--- RECORD SET ---
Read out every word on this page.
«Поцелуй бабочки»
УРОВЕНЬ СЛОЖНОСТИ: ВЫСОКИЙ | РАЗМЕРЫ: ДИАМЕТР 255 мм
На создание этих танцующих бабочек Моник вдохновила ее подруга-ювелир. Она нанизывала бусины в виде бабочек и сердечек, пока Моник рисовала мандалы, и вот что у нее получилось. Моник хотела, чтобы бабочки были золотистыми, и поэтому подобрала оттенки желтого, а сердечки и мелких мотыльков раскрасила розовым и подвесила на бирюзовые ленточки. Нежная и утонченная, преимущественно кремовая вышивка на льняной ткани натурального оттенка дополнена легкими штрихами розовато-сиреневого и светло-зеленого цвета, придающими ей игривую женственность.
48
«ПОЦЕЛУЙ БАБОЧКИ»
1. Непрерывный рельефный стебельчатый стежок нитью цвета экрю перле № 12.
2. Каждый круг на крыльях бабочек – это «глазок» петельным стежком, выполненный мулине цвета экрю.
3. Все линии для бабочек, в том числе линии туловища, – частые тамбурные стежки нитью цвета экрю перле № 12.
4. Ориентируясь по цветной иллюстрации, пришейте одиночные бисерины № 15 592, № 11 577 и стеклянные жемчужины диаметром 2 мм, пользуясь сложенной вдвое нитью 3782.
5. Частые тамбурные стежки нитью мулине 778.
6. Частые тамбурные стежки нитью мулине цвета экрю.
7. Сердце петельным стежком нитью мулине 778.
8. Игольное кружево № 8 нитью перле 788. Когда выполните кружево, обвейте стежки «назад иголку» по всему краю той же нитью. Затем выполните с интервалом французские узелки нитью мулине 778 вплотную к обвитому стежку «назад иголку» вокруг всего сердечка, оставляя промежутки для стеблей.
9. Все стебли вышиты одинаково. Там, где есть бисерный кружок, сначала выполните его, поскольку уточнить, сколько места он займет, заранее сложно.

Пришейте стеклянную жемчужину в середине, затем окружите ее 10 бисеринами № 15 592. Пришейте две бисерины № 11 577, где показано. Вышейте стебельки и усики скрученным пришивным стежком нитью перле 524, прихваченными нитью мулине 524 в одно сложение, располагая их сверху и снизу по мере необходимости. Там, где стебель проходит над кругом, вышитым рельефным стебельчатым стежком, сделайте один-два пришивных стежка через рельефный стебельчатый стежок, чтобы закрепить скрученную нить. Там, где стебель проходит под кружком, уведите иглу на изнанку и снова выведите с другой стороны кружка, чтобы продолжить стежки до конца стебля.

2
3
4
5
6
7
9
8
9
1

--- STATED EXERCISE ---
Recopy all the lines exactly as they appear.

--- FULL ANSWER ---
Read out every word on this page.
«Поцелуй бабочки»
УРОВЕНЬ СЛОЖНОСТИ: ВЫСОКИЙ | РАЗМЕРЫ: ДИАМЕТР 255 мм
На создание этих танцующих бабочек Моник вдохновила ее подруга-ювелир. Она нанизывала бусины в виде бабочек и сердечек, пока Моник рисовала мандалы, и вот что у нее получилось. Моник хотела, чтобы бабочки были золотистыми, и поэтому подобрала оттенки желтого, а сердечки и мелких мотыльков раскрасила розовым и подвесила на бирюзовые ленточки. Нежная и утонченная, преимущественно кремовая вышивка на льняной ткани натурального оттенка дополнена легкими штрихами розовато-сиреневого и светло-зеленого цвета, придающими ей игривую женственность.
48
«ПОЦЕЛУЙ БАБОЧКИ»
1. Непрерывный рельефный стебельчатый стежок нитью цвета экрю перле № 12.
2. Каждый круг на крыльях бабочек – это «глазок» петельным стежком, выполненный мулине цвета экрю.
3. Все линии для бабочек, в том числе линии туловища, – частые тамбурные стежки нитью цвета экрю перле № 12.
4. Ориентируясь по цветной иллюстрации, пришейте одиночные бисерины № 15 592, № 11 577 и стеклянные жемчужины диаметром 2 мм, пользуясь сложенной вдвое нитью 3782.
5. Частые тамбурные стежки нитью мулине 778.
6. Частые тамбурные стежки нитью мулине цвета экрю.
7. Сердце петельным стежком нитью мулине 778.
8. Игольное кружево № 8 нитью перле 788. Когда выполните кружево, обвейте стежки «назад иголку» по всему краю той же нитью. Затем выполните с интервалом французские узелки нитью мулине 778 вплотную к обвитому стежку «назад иголку» вокруг всего сердечка, оставляя промежутки для стеблей.
9. Все стебли вышиты одинаково. Там, где есть бисерный кружок, сначала выполните его, поскольку уточнить, сколько места он займет, заранее сложно.

Пришейте стеклянную жемчужину в середине, затем окружите ее 10 бисеринами № 15 592. Пришейте две бисерины № 11 577, где показано. Вышейте стебельки и усики скрученным пришивным стежком нитью перле 524, прихваченными нитью мулине 524 в одно сложение, располагая их сверху и снизу по мере необходимости. Там, где стебель проходит над кругом, вышитым рельефным стебельчатым стежком, сделайте один-два пришивных стежка через рельефный стебельчатый стежок, чтобы закрепить скрученную нить. Там, где стебель проходит под кружком, уведите иглу на изнанку и снова выведите с другой стороны кружка, чтобы продолжить стежки до конца стебля.

2
3
4
5
6
7
9
8
9
1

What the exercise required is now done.